Data entries

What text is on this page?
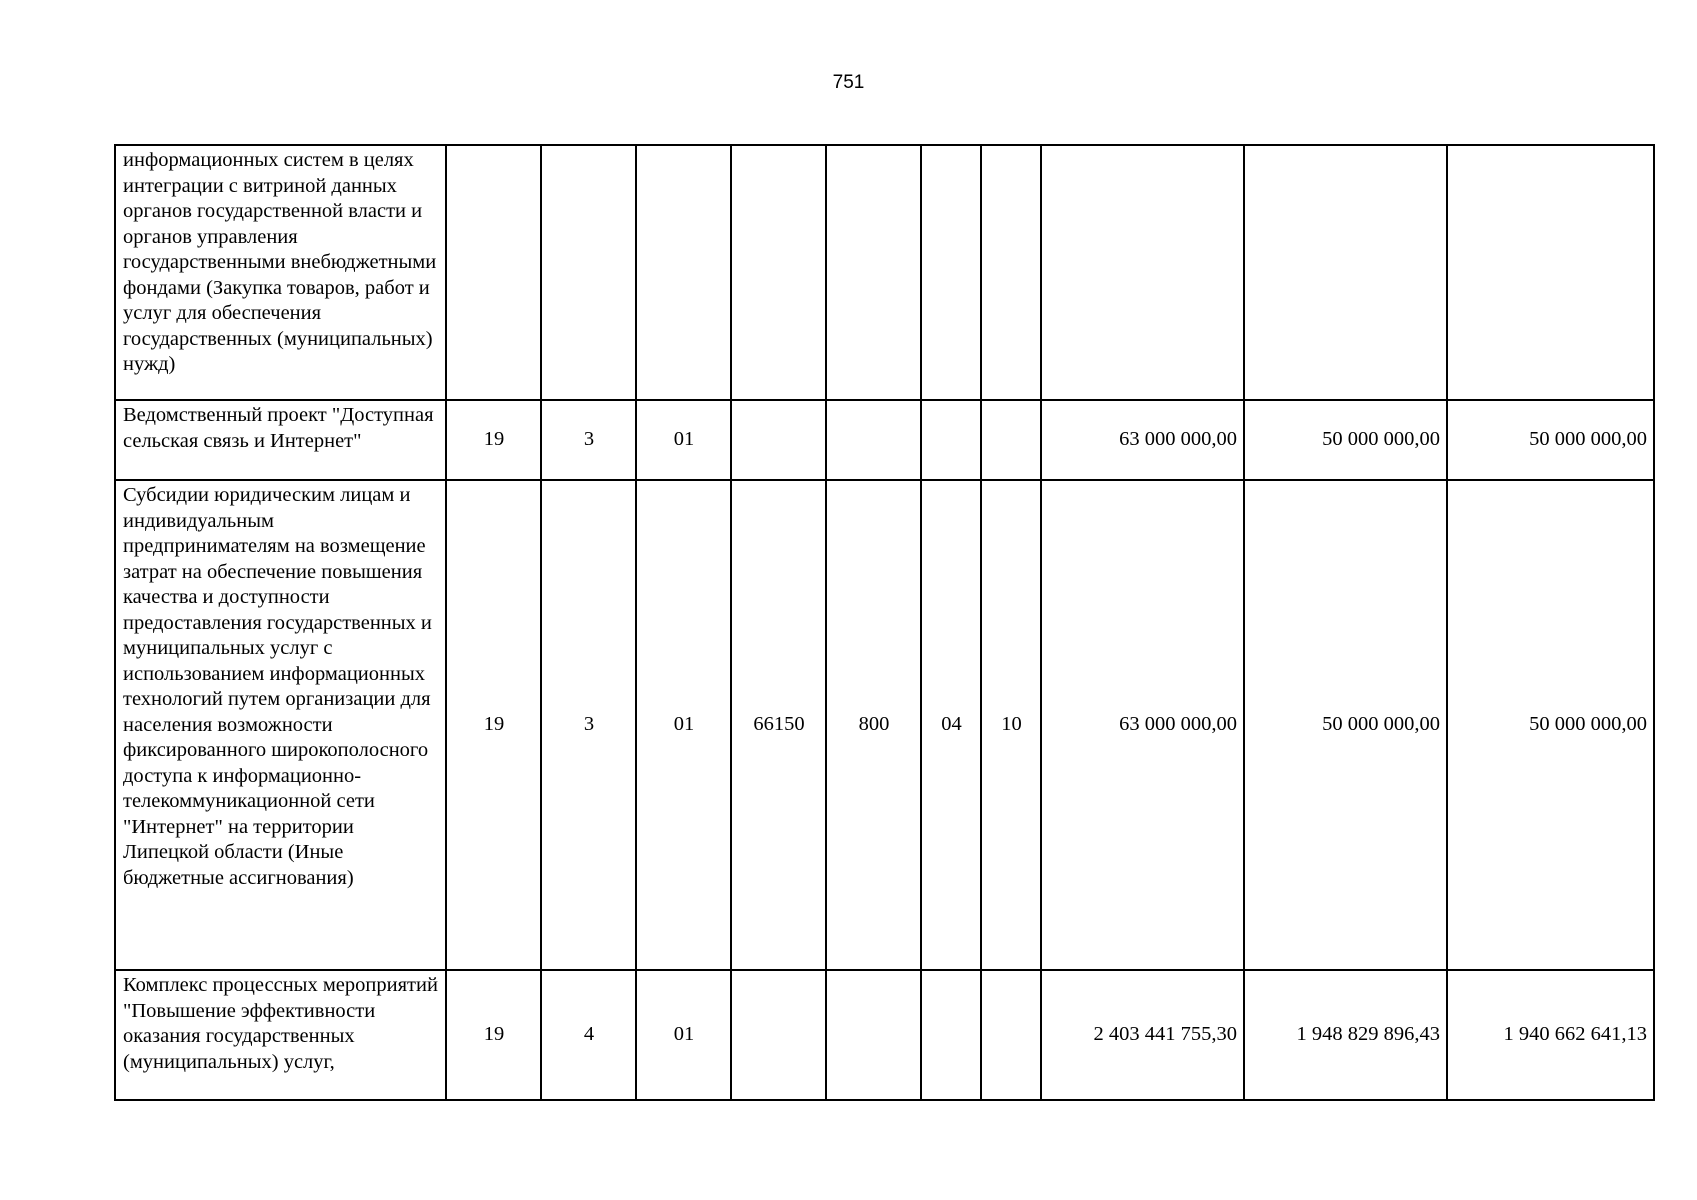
751
информационных систем в целях интеграции с витриной данных органов государственной власти и органов управления государственными внебюджетными фондами (Закупка товаров, работ и услуг для обеспечения государственных (муниципальных) нужд)										
Ведомственный проект "Доступная сельская связь и Интернет"	19	3	01					63 000 000,00	50 000 000,00	50 000 000,00
Субсидии юридическим лицам и индивидуальным предпринимателям на возмещение затрат на обеспечение повышения качества и доступности предоставления государственных и муниципальных услуг с использованием информационных технологий путем организации для населения возможности фиксированного широкополосного доступа к информационно-телекоммуникационной сети "Интернет" на территории Липецкой области (Иные бюджетные ассигнования)	19	3	01	66150	800	04	10	63 000 000,00	50 000 000,00	50 000 000,00
Комплекс процессных мероприятий "Повышение эффективности оказания государственных (муниципальных) услуг,	19	4	01					2 403 441 755,30	1 948 829 896,43	1 940 662 641,13
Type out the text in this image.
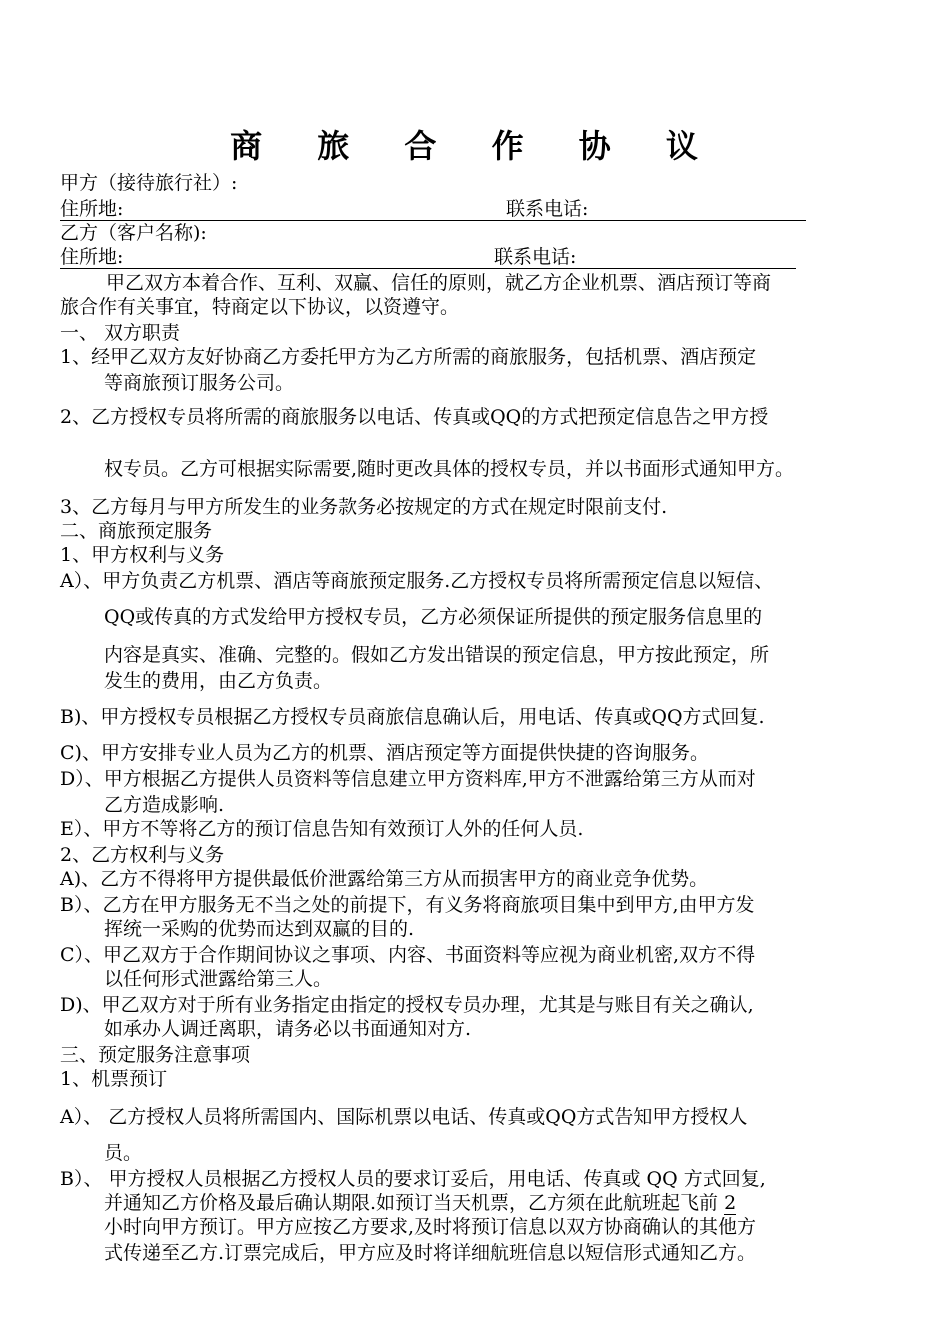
商 旅 合 作 协 议
甲方（接待旅行社）:
住所地:	联系电话:
乙方（客户名称):
住所地:	联系电话:
甲乙双方本着合作、互利、双赢、信任的原则，就乙方企业机票、酒店预订等商
旅合作有关事宜，特商定以下协议，以资遵守。
一、 双方职责
1、经甲乙双方友好协商乙方委托甲方为乙方所需的商旅服务，包括机票、酒店预定
等商旅预订服务公司。
2、乙方授权专员将所需的商旅服务以电话、传真或QQ的方式把预定信息告之甲方授
权专员。乙方可根据实际需要,随时更改具体的授权专员，并以书面形式通知甲方。
3、乙方每月与甲方所发生的业务款务必按规定的方式在规定时限前支付.
二、商旅预定服务
1、甲方权利与义务
A）、甲方负责乙方机票、酒店等商旅预定服务.乙方授权专员将所需预定信息以短信、
QQ或传真的方式发给甲方授权专员，乙方必须保证所提供的预定服务信息里的
内容是真实、准确、完整的。假如乙方发出错误的预定信息，甲方按此预定，所
发生的费用，由乙方负责。
B)、甲方授权专员根据乙方授权专员商旅信息确认后，用电话、传真或QQ方式回复.
C)、甲方安排专业人员为乙方的机票、酒店预定等方面提供快捷的咨询服务。
D）、甲方根据乙方提供人员资料等信息建立甲方资料库,甲方不泄露给第三方从而对
乙方造成影响.
E）、甲方不等将乙方的预订信息告知有效预订人外的任何人员.
2、乙方权利与义务
A)、乙方不得将甲方提供最低价泄露给第三方从而损害甲方的商业竞争优势。
B）、乙方在甲方服务无不当之处的前提下，有义务将商旅项目集中到甲方,由甲方发
挥统一采购的优势而达到双赢的目的.
C）、甲乙双方于合作期间协议之事项、内容、书面资料等应视为商业机密,双方不得
以任何形式泄露给第三人。
D)、甲乙双方对于所有业务指定由指定的授权专员办理，尤其是与账目有关之确认,
如承办人调迁离职，请务必以书面通知对方.
三、预定服务注意事项
1、机票预订
A）、 乙方授权人员将所需国内、国际机票以电话、传真或QQ方式告知甲方授权人
员。
B）、 甲方授权人员根据乙方授权人员的要求订妥后，用电话、传真或 QQ 方式回复,
并通知乙方价格及最后确认期限.如预订当天机票，乙方须在此航班起飞前 2
小时向甲方预订。甲方应按乙方要求,及时将预订信息以双方协商确认的其他方
式传递至乙方.订票完成后，甲方应及时将详细航班信息以短信形式通知乙方。
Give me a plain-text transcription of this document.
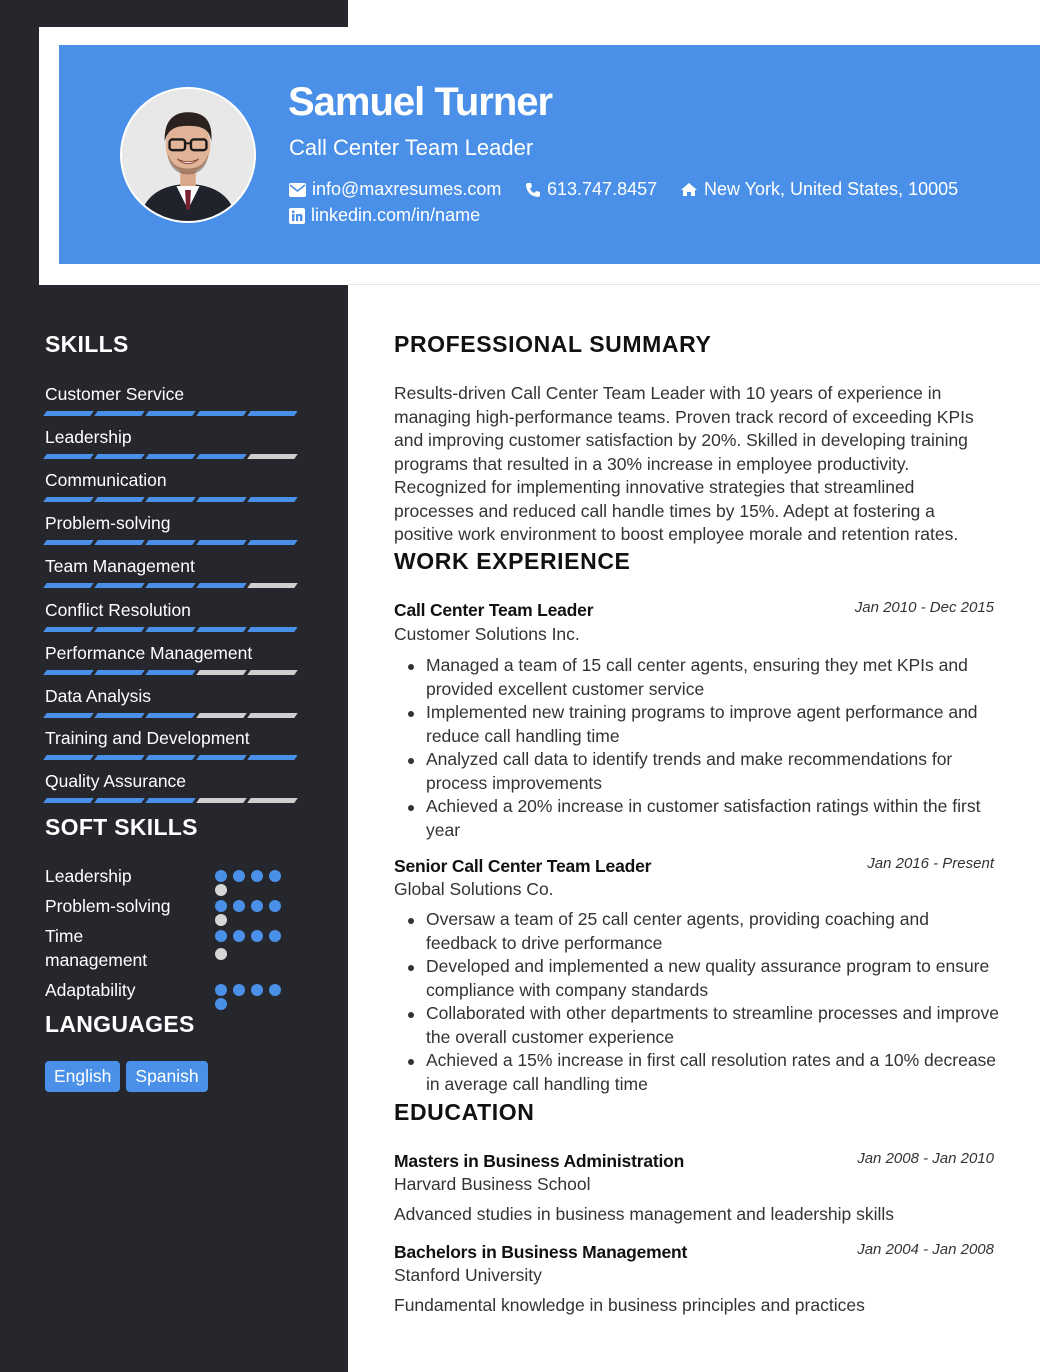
Samuel Turner
Call Center Team Leader
info@maxresumes.com	613.747.8457	New York, United States, 10005
linkedin.com/in/name
SKILLS
Customer Service
Leadership
Communication
Problem-solving
Team Management
Conflict Resolution
Performance Management
Data Analysis
Training and Development
Quality Assurance
SOFT SKILLS
Leadership
Problem-solving
Time management
Adaptability
LANGUAGES
English	Spanish
PROFESSIONAL SUMMARY
Results-driven Call Center Team Leader with 10 years of experience in managing high-performance teams. Proven track record of exceeding KPIs and improving customer satisfaction by 20%. Skilled in developing training programs that resulted in a 30% increase in employee productivity. Recognized for implementing innovative strategies that streamlined processes and reduced call handle times by 15%. Adept at fostering a positive work environment to boost employee morale and retention rates.
WORK EXPERIENCE
Call Center Team Leader	Jan 2010 - Dec 2015
Customer Solutions Inc.
Managed a team of 15 call center agents, ensuring they met KPIs and provided excellent customer service
Implemented new training programs to improve agent performance and reduce call handling time
Analyzed call data to identify trends and make recommendations for process improvements
Achieved a 20% increase in customer satisfaction ratings within the first year
Senior Call Center Team Leader	Jan 2016 - Present
Global Solutions Co.
Oversaw a team of 25 call center agents, providing coaching and feedback to drive performance
Developed and implemented a new quality assurance program to ensure compliance with company standards
Collaborated with other departments to streamline processes and improve the overall customer experience
Achieved a 15% increase in first call resolution rates and a 10% decrease in average call handling time
EDUCATION
Masters in Business Administration	Jan 2008 - Jan 2010
Harvard Business School
Advanced studies in business management and leadership skills
Bachelors in Business Management	Jan 2004 - Jan 2008
Stanford University
Fundamental knowledge in business principles and practices
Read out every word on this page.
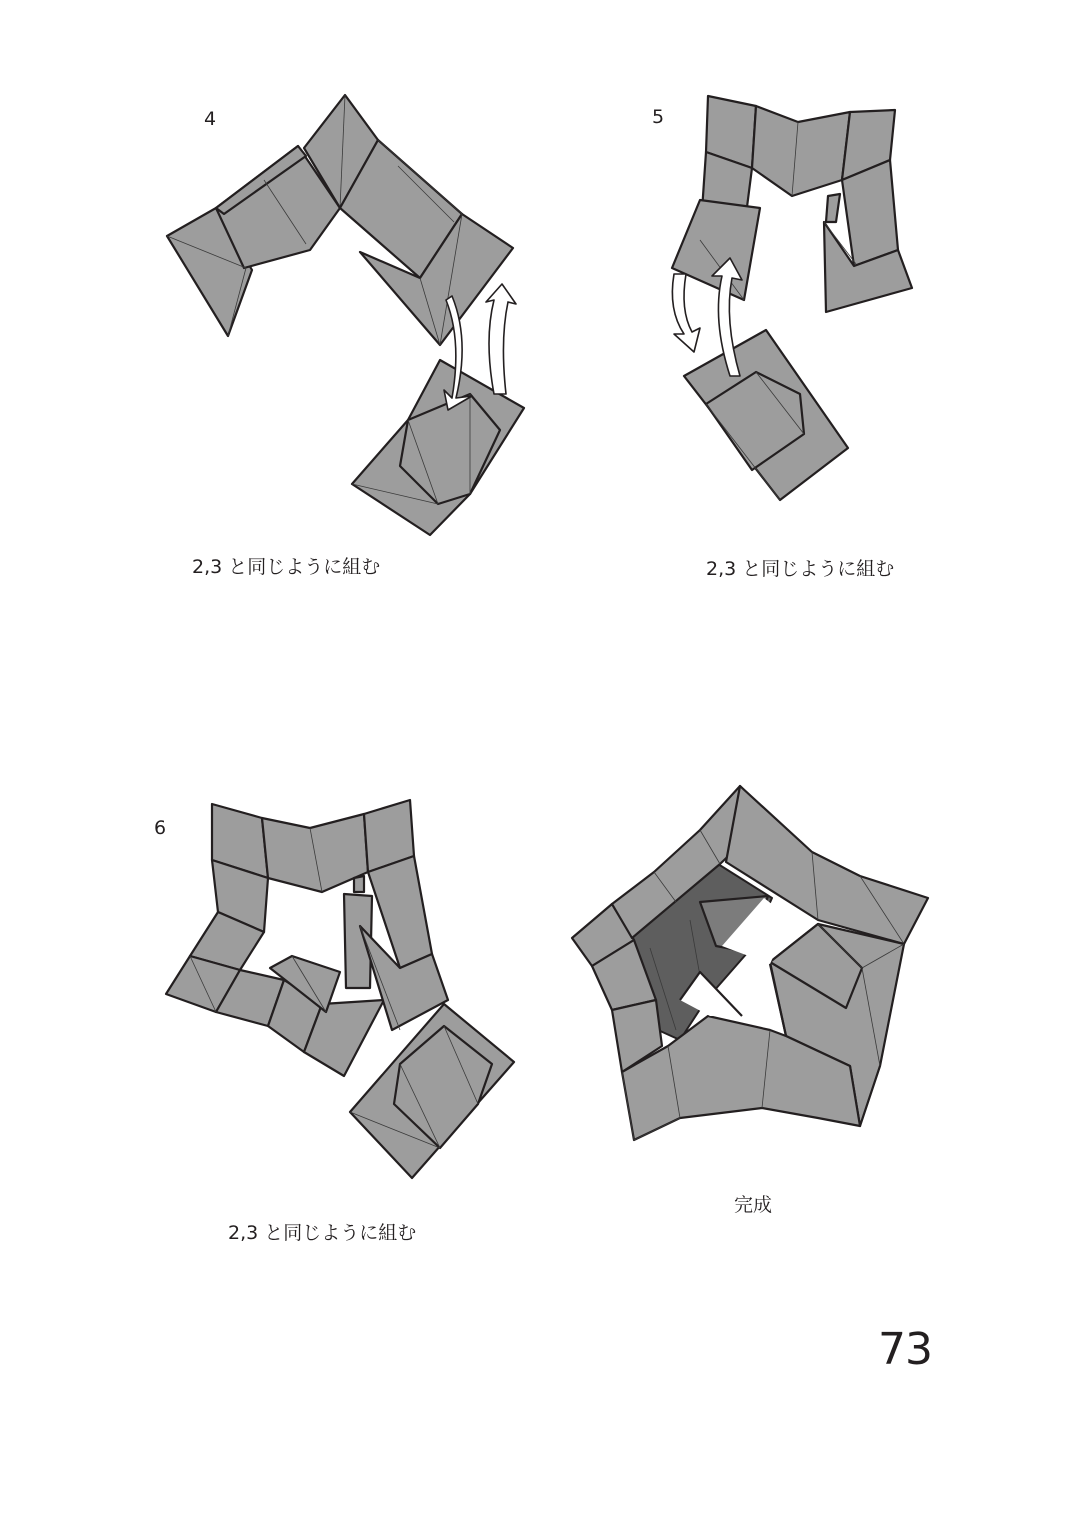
4
2,3 と同じように組む
5
2,3 と同じように組む
6
2,3 と同じように組む
完成
73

:: Requirement ::
Without the pictures, restate each entry exactly.

:: Task result ::
What text is on this page?
751
информационных систем в целях интеграции с витриной данных органов государственной власти и органов управления государственными внебюджетными фондами (Закупка товаров, работ и услуг для обеспечения государственных (муниципальных) нужд)										
Ведомственный проект "Доступная сельская связь и Интернет"	19	3	01					63 000 000,00	50 000 000,00	50 000 000,00
Субсидии юридическим лицам и индивидуальным предпринимателям на возмещение затрат на обеспечение повышения качества и доступности предоставления государственных и муниципальных услуг с использованием информационных технологий путем организации для населения возможности фиксированного широкополосного доступа к информационно-телекоммуникационной сети "Интернет" на территории Липецкой области (Иные бюджетные ассигнования)	19	3	01	66150	800	04	10	63 000 000,00	50 000 000,00	50 000 000,00
Комплекс процессных мероприятий "Повышение эффективности оказания государственных (муниципальных) услуг,	19	4	01					2 403 441 755,30	1 948 829 896,43	1 940 662 641,13
Type out the text in this image.
商 旅 合 作 协 议
甲方（接待旅行社）:
住所地:	联系电话:
乙方（客户名称):
住所地:	联系电话:
甲乙双方本着合作、互利、双赢、信任的原则，就乙方企业机票、酒店预订等商
旅合作有关事宜，特商定以下协议，以资遵守。
一、 双方职责
1、经甲乙双方友好协商乙方委托甲方为乙方所需的商旅服务，包括机票、酒店预定
等商旅预订服务公司。
2、乙方授权专员将所需的商旅服务以电话、传真或QQ的方式把预定信息告之甲方授
权专员。乙方可根据实际需要,随时更改具体的授权专员，并以书面形式通知甲方。
3、乙方每月与甲方所发生的业务款务必按规定的方式在规定时限前支付.
二、商旅预定服务
1、甲方权利与义务
A）、甲方负责乙方机票、酒店等商旅预定服务.乙方授权专员将所需预定信息以短信、
QQ或传真的方式发给甲方授权专员，乙方必须保证所提供的预定服务信息里的
内容是真实、准确、完整的。假如乙方发出错误的预定信息，甲方按此预定，所
发生的费用，由乙方负责。
B)、甲方授权专员根据乙方授权专员商旅信息确认后，用电话、传真或QQ方式回复.
C)、甲方安排专业人员为乙方的机票、酒店预定等方面提供快捷的咨询服务。
D）、甲方根据乙方提供人员资料等信息建立甲方资料库,甲方不泄露给第三方从而对
乙方造成影响.
E）、甲方不等将乙方的预订信息告知有效预订人外的任何人员.
2、乙方权利与义务
A)、乙方不得将甲方提供最低价泄露给第三方从而损害甲方的商业竞争优势。
B）、乙方在甲方服务无不当之处的前提下，有义务将商旅项目集中到甲方,由甲方发
挥统一采购的优势而达到双赢的目的.
C）、甲乙双方于合作期间协议之事项、内容、书面资料等应视为商业机密,双方不得
以任何形式泄露给第三人。
D)、甲乙双方对于所有业务指定由指定的授权专员办理，尤其是与账目有关之确认,
如承办人调迁离职，请务必以书面通知对方.
三、预定服务注意事项
1、机票预订
A）、 乙方授权人员将所需国内、国际机票以电话、传真或QQ方式告知甲方授权人
员。
B）、 甲方授权人员根据乙方授权人员的要求订妥后，用电话、传真或 QQ 方式回复,
并通知乙方价格及最后确认期限.如预订当天机票，乙方须在此航班起飞前 2
小时向甲方预订。甲方应按乙方要求,及时将预订信息以双方协商确认的其他方
式传递至乙方.订票完成后，甲方应及时将详细航班信息以短信形式通知乙方。
Give me a plain-text transcription of this document.
Samuel Turner
Call Center Team Leader
info@maxresumes.com	613.747.8457	New York, United States, 10005
linkedin.com/in/name
SKILLS
Customer Service
Leadership
Communication
Problem-solving
Team Management
Conflict Resolution
Performance Management
Data Analysis
Training and Development
Quality Assurance
SOFT SKILLS
Leadership
Problem-solving
Time management
Adaptability
LANGUAGES
English	Spanish
PROFESSIONAL SUMMARY
Results-driven Call Center Team Leader with 10 years of experience in managing high-performance teams. Proven track record of exceeding KPIs and improving customer satisfaction by 20%. Skilled in developing training programs that resulted in a 30% increase in employee productivity. Recognized for implementing innovative strategies that streamlined processes and reduced call handle times by 15%. Adept at fostering a positive work environment to boost employee morale and retention rates.
WORK EXPERIENCE
Call Center Team Leader	Jan 2010 - Dec 2015
Customer Solutions Inc.
Managed a team of 15 call center agents, ensuring they met KPIs and provided excellent customer service
Implemented new training programs to improve agent performance and reduce call handling time
Analyzed call data to identify trends and make recommendations for process improvements
Achieved a 20% increase in customer satisfaction ratings within the first year
Senior Call Center Team Leader	Jan 2016 - Present
Global Solutions Co.
Oversaw a team of 25 call center agents, providing coaching and feedback to drive performance
Developed and implemented a new quality assurance program to ensure compliance with company standards
Collaborated with other departments to streamline processes and improve the overall customer experience
Achieved a 15% increase in first call resolution rates and a 10% decrease in average call handling time
EDUCATION
Masters in Business Administration	Jan 2008 - Jan 2010
Harvard Business School
Advanced studies in business management and leadership skills
Bachelors in Business Management	Jan 2004 - Jan 2008
Stanford University
Fundamental knowledge in business principles and practices
Read out every word on this page.
4
2,3 と同じように組む
5
2,3 と同じように組む
6
2,3 と同じように組む
完成
73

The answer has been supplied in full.